WHAT YOU ARE ASKED TO DO: Without the pictures, return each record as it appears.

DATASET ROWS:
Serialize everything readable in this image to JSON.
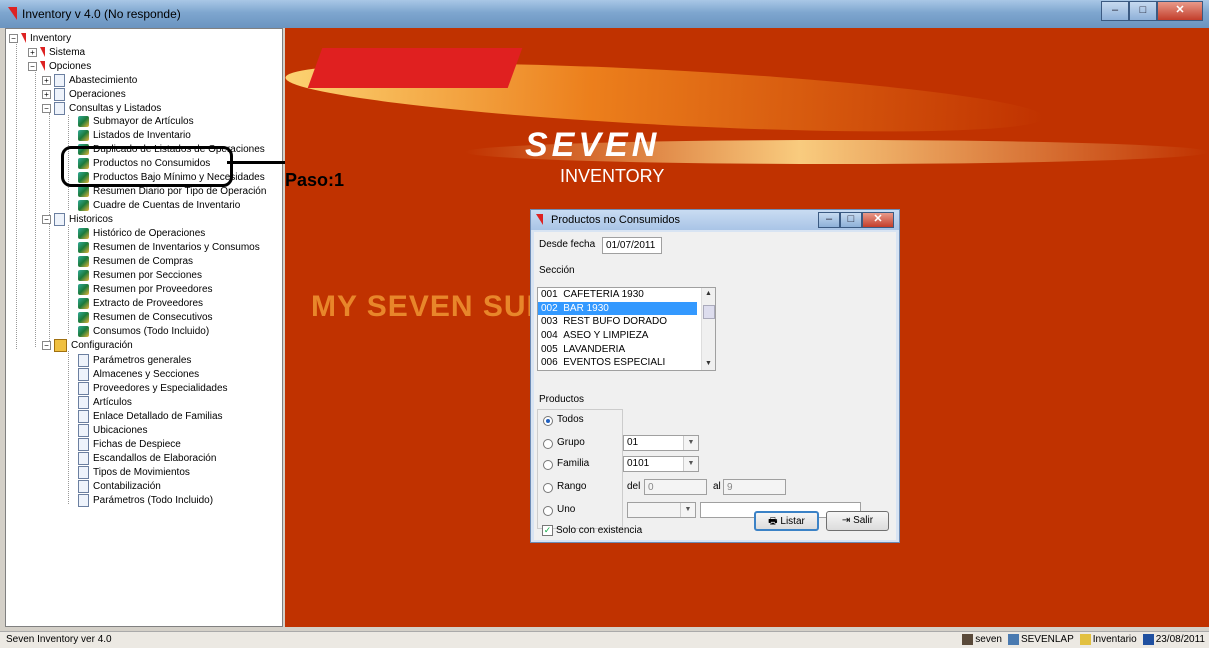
{
  "window": {
    "title": "Inventory v 4.0 (No responde)"
  },
  "tree": {
    "nodes": [
      {
        "label": "Inventory"
      },
      {
        "label": "Sistema"
      },
      {
        "label": "Opciones"
      },
      {
        "label": "Abastecimiento"
      },
      {
        "label": "Operaciones"
      },
      {
        "label": "Consultas y Listados"
      },
      {
        "label": "Submayor de Artículos"
      },
      {
        "label": "Listados de Inventario"
      },
      {
        "label": "Duplicado de Listados de Operaciones"
      },
      {
        "label": "Productos no Consumidos"
      },
      {
        "label": "Productos Bajo Mínimo y Necesidades"
      },
      {
        "label": "Resumen Diario por Tipo de Operación"
      },
      {
        "label": "Cuadre de Cuentas de Inventario"
      },
      {
        "label": "Historicos"
      },
      {
        "label": "Histórico de Operaciones"
      },
      {
        "label": "Resumen de Inventarios y Consumos"
      },
      {
        "label": "Resumen de Compras"
      },
      {
        "label": "Resumen por Secciones"
      },
      {
        "label": "Resumen por Proveedores"
      },
      {
        "label": "Extracto de Proveedores"
      },
      {
        "label": "Resumen de Consecutivos"
      },
      {
        "label": "Consumos (Todo Incluido)"
      },
      {
        "label": "Configuración"
      },
      {
        "label": "Parámetros generales"
      },
      {
        "label": "Almacenes y Secciones"
      },
      {
        "label": "Proveedores y Especialidades"
      },
      {
        "label": "Artículos"
      },
      {
        "label": "Enlace Detallado de Familias"
      },
      {
        "label": "Ubicaciones"
      },
      {
        "label": "Fichas de Despiece"
      },
      {
        "label": "Escandallos de Elaboración"
      },
      {
        "label": "Tipos de Movimientos"
      },
      {
        "label": "Contabilización"
      },
      {
        "label": "Parámetros (Todo Incluido)"
      }
    ]
  },
  "annotation": {
    "label": "Paso:1"
  },
  "desktop": {
    "logo_main": "SEVEN",
    "logo_sub": "INVENTORY",
    "suite_text": "MY SEVEN SUITE"
  },
  "dialog": {
    "title": "Productos no Consumidos",
    "desde_fecha_label": "Desde fecha",
    "desde_fecha_value": "01/07/2011",
    "seccion_label": "Sección",
    "secciones": [
      {
        "code": "001",
        "name": "CAFETERIA 1930"
      },
      {
        "code": "002",
        "name": "BAR 1930"
      },
      {
        "code": "003",
        "name": "REST BUFO DORADO"
      },
      {
        "code": "004",
        "name": "ASEO Y LIMPIEZA"
      },
      {
        "code": "005",
        "name": "LAVANDERIA"
      },
      {
        "code": "006",
        "name": "EVENTOS ESPECIALI"
      }
    ],
    "selected_seccion_index": 1,
    "productos_label": "Productos",
    "options": {
      "todos": "Todos",
      "grupo": "Grupo",
      "familia": "Familia",
      "rango": "Rango",
      "uno": "Uno"
    },
    "selected_option": "todos",
    "grupo_value": "01",
    "familia_value": "0101",
    "rango_del_label": "del",
    "rango_del_value": "0",
    "rango_al_label": "al",
    "rango_al_value": "9",
    "uno_combo_value": "",
    "uno_text_value": "",
    "solo_existencia_label": "Solo con existencia",
    "solo_existencia_checked": true,
    "listar_label": "Listar",
    "salir_label": "Salir"
  },
  "status": {
    "left": "Seven Inventory ver 4.0",
    "user": "seven",
    "host": "SEVENLAP",
    "db": "Inventario",
    "date": "23/08/2011"
  }
}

EXERCISE RESPONSE:
Serialize everything readable in this image to JSON.
{
  "window": {
    "title": "Inventory v 4.0 (No responde)"
  },
  "tree": {
    "nodes": [
      {
        "label": "Inventory"
      },
      {
        "label": "Sistema"
      },
      {
        "label": "Opciones"
      },
      {
        "label": "Abastecimiento"
      },
      {
        "label": "Operaciones"
      },
      {
        "label": "Consultas y Listados"
      },
      {
        "label": "Submayor de Artículos"
      },
      {
        "label": "Listados de Inventario"
      },
      {
        "label": "Duplicado de Listados de Operaciones"
      },
      {
        "label": "Productos no Consumidos"
      },
      {
        "label": "Productos Bajo Mínimo y Necesidades"
      },
      {
        "label": "Resumen Diario por Tipo de Operación"
      },
      {
        "label": "Cuadre de Cuentas de Inventario"
      },
      {
        "label": "Historicos"
      },
      {
        "label": "Histórico de Operaciones"
      },
      {
        "label": "Resumen de Inventarios y Consumos"
      },
      {
        "label": "Resumen de Compras"
      },
      {
        "label": "Resumen por Secciones"
      },
      {
        "label": "Resumen por Proveedores"
      },
      {
        "label": "Extracto de Proveedores"
      },
      {
        "label": "Resumen de Consecutivos"
      },
      {
        "label": "Consumos (Todo Incluido)"
      },
      {
        "label": "Configuración"
      },
      {
        "label": "Parámetros generales"
      },
      {
        "label": "Almacenes y Secciones"
      },
      {
        "label": "Proveedores y Especialidades"
      },
      {
        "label": "Artículos"
      },
      {
        "label": "Enlace Detallado de Familias"
      },
      {
        "label": "Ubicaciones"
      },
      {
        "label": "Fichas de Despiece"
      },
      {
        "label": "Escandallos de Elaboración"
      },
      {
        "label": "Tipos de Movimientos"
      },
      {
        "label": "Contabilización"
      },
      {
        "label": "Parámetros (Todo Incluido)"
      }
    ]
  },
  "annotation": {
    "label": "Paso:1"
  },
  "desktop": {
    "logo_main": "SEVEN",
    "logo_sub": "INVENTORY",
    "suite_text": "MY SEVEN SUITE"
  },
  "dialog": {
    "title": "Productos no Consumidos",
    "desde_fecha_label": "Desde fecha",
    "desde_fecha_value": "01/07/2011",
    "seccion_label": "Sección",
    "secciones": [
      {
        "code": "001",
        "name": "CAFETERIA 1930"
      },
      {
        "code": "002",
        "name": "BAR 1930"
      },
      {
        "code": "003",
        "name": "REST BUFO DORADO"
      },
      {
        "code": "004",
        "name": "ASEO Y LIMPIEZA"
      },
      {
        "code": "005",
        "name": "LAVANDERIA"
      },
      {
        "code": "006",
        "name": "EVENTOS ESPECIALI"
      }
    ],
    "selected_seccion_index": 1,
    "productos_label": "Productos",
    "options": {
      "todos": "Todos",
      "grupo": "Grupo",
      "familia": "Familia",
      "rango": "Rango",
      "uno": "Uno"
    },
    "selected_option": "todos",
    "grupo_value": "01",
    "familia_value": "0101",
    "rango_del_label": "del",
    "rango_del_value": "0",
    "rango_al_label": "al",
    "rango_al_value": "9",
    "uno_combo_value": "",
    "uno_text_value": "",
    "solo_existencia_label": "Solo con existencia",
    "solo_existencia_checked": true,
    "listar_label": "Listar",
    "salir_label": "Salir"
  },
  "status": {
    "left": "Seven Inventory ver 4.0",
    "user": "seven",
    "host": "SEVENLAP",
    "db": "Inventario",
    "date": "23/08/2011"
  }
}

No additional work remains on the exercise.